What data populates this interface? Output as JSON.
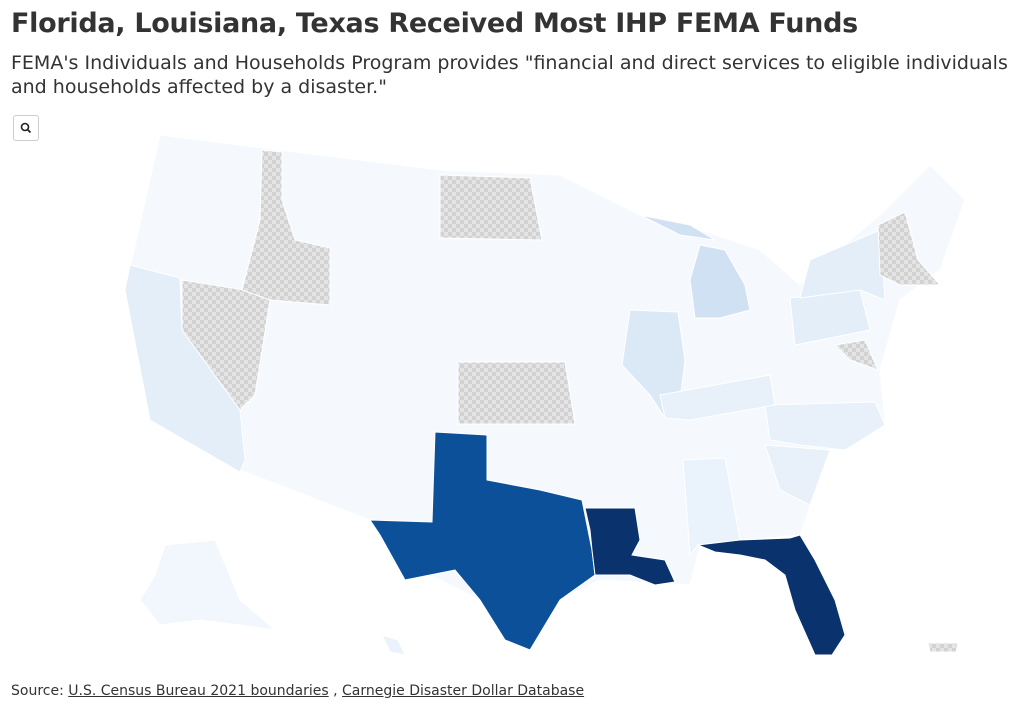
{
  "header": {
    "title": "Florida, Louisiana, Texas Received Most IHP FEMA Funds",
    "subtitle": "FEMA's Individuals and Households Program provides \"financial and direct services to eligible individuals and households affected by a disaster.\""
  },
  "source": {
    "label": "Source:",
    "links": [
      "U.S. Census Bureau 2021 boundaries",
      "Carnegie Disaster Dollar Database"
    ],
    "separator": ","
  }
}
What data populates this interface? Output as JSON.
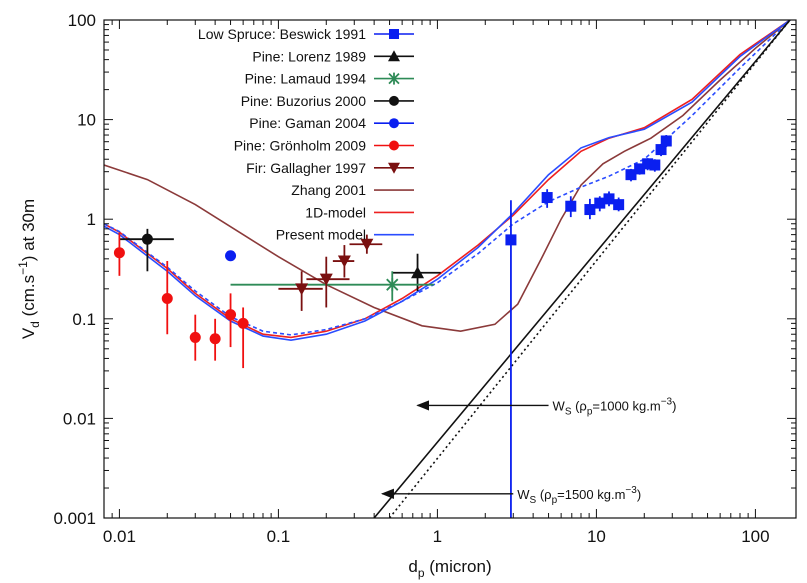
{
  "chart_data": {
    "type": "scatter",
    "x_scale": "log",
    "y_scale": "log",
    "xlim": [
      0.008,
      180
    ],
    "ylim": [
      0.001,
      100
    ],
    "xlabel": "d_p (micron)",
    "ylabel": "V_d (cm.s^-1) at 30m",
    "x_ticks": [
      {
        "value": 0.01,
        "label": "0.01"
      },
      {
        "value": 0.1,
        "label": "0.1"
      },
      {
        "value": 1,
        "label": "1"
      },
      {
        "value": 10,
        "label": "10"
      },
      {
        "value": 100,
        "label": "100"
      }
    ],
    "y_ticks": [
      {
        "value": 0.001,
        "label": "0.001"
      },
      {
        "value": 0.01,
        "label": "0.01"
      },
      {
        "value": 0.1,
        "label": "0.1"
      },
      {
        "value": 1,
        "label": "1"
      },
      {
        "value": 10,
        "label": "10"
      },
      {
        "value": 100,
        "label": "100"
      }
    ],
    "legend_position": "top-left",
    "series": [
      {
        "name": "Low Spruce: Beswick 1991",
        "kind": "points",
        "marker": "square",
        "color": "#0a1ff0",
        "points": [
          {
            "x": 2.9,
            "y": 0.62,
            "ylo": 0.001,
            "yhi": 1.55
          },
          {
            "x": 4.9,
            "y": 1.65,
            "ylo": 1.3,
            "yhi": 2.0
          },
          {
            "x": 6.9,
            "y": 1.35,
            "ylo": 1.05,
            "yhi": 1.7
          },
          {
            "x": 9.1,
            "y": 1.25,
            "ylo": 1.0,
            "yhi": 1.6
          },
          {
            "x": 10.5,
            "y": 1.45,
            "ylo": 1.2,
            "yhi": 1.7
          },
          {
            "x": 12.0,
            "y": 1.6,
            "ylo": 1.35,
            "yhi": 1.9
          },
          {
            "x": 13.8,
            "y": 1.4,
            "ylo": 1.2,
            "yhi": 1.65
          },
          {
            "x": 16.5,
            "y": 2.8,
            "ylo": 2.4,
            "yhi": 3.2
          },
          {
            "x": 18.7,
            "y": 3.2,
            "ylo": 2.8,
            "yhi": 3.6
          },
          {
            "x": 21.0,
            "y": 3.6,
            "ylo": 3.1,
            "yhi": 4.1
          },
          {
            "x": 23.3,
            "y": 3.5,
            "ylo": 3.0,
            "yhi": 4.0
          },
          {
            "x": 25.5,
            "y": 5.0,
            "ylo": 4.3,
            "yhi": 5.7
          },
          {
            "x": 27.5,
            "y": 6.1,
            "ylo": 5.3,
            "yhi": 7.0
          }
        ]
      },
      {
        "name": "Pine: Lorenz 1989",
        "kind": "points",
        "marker": "triangle",
        "color": "#111111",
        "points": [
          {
            "x": 0.75,
            "y": 0.29,
            "ylo": 0.19,
            "yhi": 0.45,
            "xlo": 0.52,
            "xhi": 1.05
          }
        ]
      },
      {
        "name": "Pine: Lamaud 1994",
        "kind": "points",
        "marker": "asterisk",
        "color": "#2e8b57",
        "points": [
          {
            "x": 0.52,
            "y": 0.22,
            "ylo": 0.15,
            "yhi": 0.3,
            "xlo": 0.05,
            "xhi": 0.95
          }
        ]
      },
      {
        "name": "Pine: Buzorius 2000",
        "kind": "points",
        "marker": "circle",
        "color": "#111111",
        "points": [
          {
            "x": 0.015,
            "y": 0.63,
            "ylo": 0.3,
            "yhi": 0.8,
            "xlo": 0.01,
            "xhi": 0.022
          }
        ]
      },
      {
        "name": "Pine: Gaman 2004",
        "kind": "points",
        "marker": "circle",
        "color": "#0a1ff0",
        "points": [
          {
            "x": 0.05,
            "y": 0.43
          }
        ]
      },
      {
        "name": "Pine: Grönholm 2009",
        "kind": "points",
        "marker": "circle",
        "color": "#f01010",
        "points": [
          {
            "x": 0.01,
            "y": 0.46,
            "ylo": 0.27,
            "yhi": 0.73
          },
          {
            "x": 0.02,
            "y": 0.16,
            "ylo": 0.07,
            "yhi": 0.38
          },
          {
            "x": 0.03,
            "y": 0.065,
            "ylo": 0.038,
            "yhi": 0.11
          },
          {
            "x": 0.04,
            "y": 0.063,
            "ylo": 0.038,
            "yhi": 0.1
          },
          {
            "x": 0.05,
            "y": 0.11,
            "ylo": 0.052,
            "yhi": 0.18
          },
          {
            "x": 0.06,
            "y": 0.09,
            "ylo": 0.032,
            "yhi": 0.13
          }
        ]
      },
      {
        "name": "Fir: Gallagher 1997",
        "kind": "points",
        "marker": "triangle-down",
        "color": "#7a1010",
        "points": [
          {
            "x": 0.14,
            "y": 0.2,
            "ylo": 0.12,
            "yhi": 0.3,
            "xlo": 0.1,
            "xhi": 0.19
          },
          {
            "x": 0.2,
            "y": 0.25,
            "ylo": 0.13,
            "yhi": 0.42,
            "xlo": 0.15,
            "xhi": 0.28
          },
          {
            "x": 0.26,
            "y": 0.38,
            "ylo": 0.26,
            "yhi": 0.55,
            "xlo": 0.22,
            "xhi": 0.3
          },
          {
            "x": 0.36,
            "y": 0.56,
            "ylo": 0.45,
            "yhi": 0.7,
            "xlo": 0.28,
            "xhi": 0.45
          }
        ]
      },
      {
        "name": "Zhang 2001",
        "kind": "line",
        "color": "#8b3a3a",
        "dash": "",
        "points": [
          [
            0.008,
            3.5
          ],
          [
            0.015,
            2.5
          ],
          [
            0.03,
            1.4
          ],
          [
            0.06,
            0.7
          ],
          [
            0.1,
            0.42
          ],
          [
            0.2,
            0.22
          ],
          [
            0.4,
            0.13
          ],
          [
            0.8,
            0.085
          ],
          [
            1.4,
            0.075
          ],
          [
            2.3,
            0.088
          ],
          [
            3.2,
            0.14
          ],
          [
            4.5,
            0.4
          ],
          [
            6,
            1.0
          ],
          [
            8,
            2.2
          ],
          [
            11,
            3.6
          ],
          [
            15,
            4.8
          ],
          [
            22,
            6.5
          ],
          [
            35,
            11
          ],
          [
            60,
            25
          ],
          [
            100,
            52
          ],
          [
            165,
            100
          ]
        ]
      },
      {
        "name": "1D-model",
        "kind": "line",
        "color": "#ee2020",
        "dash": "",
        "points": [
          [
            0.008,
            0.9
          ],
          [
            0.01,
            0.74
          ],
          [
            0.02,
            0.32
          ],
          [
            0.03,
            0.18
          ],
          [
            0.05,
            0.1
          ],
          [
            0.08,
            0.07
          ],
          [
            0.12,
            0.065
          ],
          [
            0.2,
            0.075
          ],
          [
            0.35,
            0.1
          ],
          [
            0.6,
            0.16
          ],
          [
            1,
            0.27
          ],
          [
            1.8,
            0.55
          ],
          [
            3,
            1.1
          ],
          [
            5,
            2.5
          ],
          [
            8,
            4.8
          ],
          [
            12,
            6.5
          ],
          [
            20,
            8.3
          ],
          [
            40,
            16
          ],
          [
            80,
            45
          ],
          [
            165,
            100
          ]
        ]
      },
      {
        "name": "Present model",
        "kind": "line",
        "color": "#2a4cff",
        "dash": "",
        "points": [
          [
            0.008,
            0.85
          ],
          [
            0.01,
            0.7
          ],
          [
            0.02,
            0.3
          ],
          [
            0.03,
            0.17
          ],
          [
            0.05,
            0.095
          ],
          [
            0.08,
            0.067
          ],
          [
            0.12,
            0.061
          ],
          [
            0.2,
            0.07
          ],
          [
            0.35,
            0.095
          ],
          [
            0.6,
            0.15
          ],
          [
            1,
            0.25
          ],
          [
            1.8,
            0.52
          ],
          [
            3,
            1.15
          ],
          [
            5,
            2.8
          ],
          [
            8,
            5.2
          ],
          [
            12,
            6.6
          ],
          [
            20,
            8.0
          ],
          [
            40,
            15
          ],
          [
            80,
            43
          ],
          [
            165,
            100
          ]
        ]
      },
      {
        "name": "",
        "kind": "line",
        "color": "#2a4cff",
        "dash": "4 3",
        "points": [
          [
            0.008,
            0.9
          ],
          [
            0.01,
            0.75
          ],
          [
            0.02,
            0.33
          ],
          [
            0.03,
            0.19
          ],
          [
            0.05,
            0.105
          ],
          [
            0.08,
            0.075
          ],
          [
            0.12,
            0.069
          ],
          [
            0.2,
            0.078
          ],
          [
            0.35,
            0.1
          ],
          [
            0.6,
            0.15
          ],
          [
            1,
            0.23
          ],
          [
            1.8,
            0.45
          ],
          [
            3,
            0.9
          ],
          [
            5,
            1.5
          ],
          [
            8,
            2.1
          ],
          [
            12,
            2.7
          ],
          [
            20,
            4.0
          ],
          [
            40,
            11
          ],
          [
            80,
            33
          ],
          [
            165,
            100
          ]
        ]
      },
      {
        "name": "",
        "kind": "line",
        "color": "#111111",
        "dash": "",
        "points": [
          [
            0.4,
            0.001
          ],
          [
            165,
            100
          ]
        ]
      },
      {
        "name": "",
        "kind": "line",
        "color": "#111111",
        "dash": "2 3",
        "points": [
          [
            0.5,
            0.001
          ],
          [
            165,
            100
          ]
        ]
      }
    ],
    "annotations": [
      {
        "text_main": "W",
        "text_sub": "S",
        "text_rest": " (ρ",
        "text_sub2": "p",
        "text_rest2": "=1000 kg.m",
        "text_sup": "−3",
        "text_end": ")",
        "arrow_from_x": 5.0,
        "arrow_to_x": 0.75,
        "y": 0.0135
      },
      {
        "text_main": "W",
        "text_sub": "S",
        "text_rest": " (ρ",
        "text_sub2": "p",
        "text_rest2": "=1500 kg.m",
        "text_sup": "−3",
        "text_end": ")",
        "arrow_from_x": 3.0,
        "arrow_to_x": 0.45,
        "y": 0.00175
      }
    ]
  }
}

+ + + +

Requirement> Where a line above includes "triangle", copy that line.

Reply to the task>
        "marker": "triangle",
        "marker": "triangle-down",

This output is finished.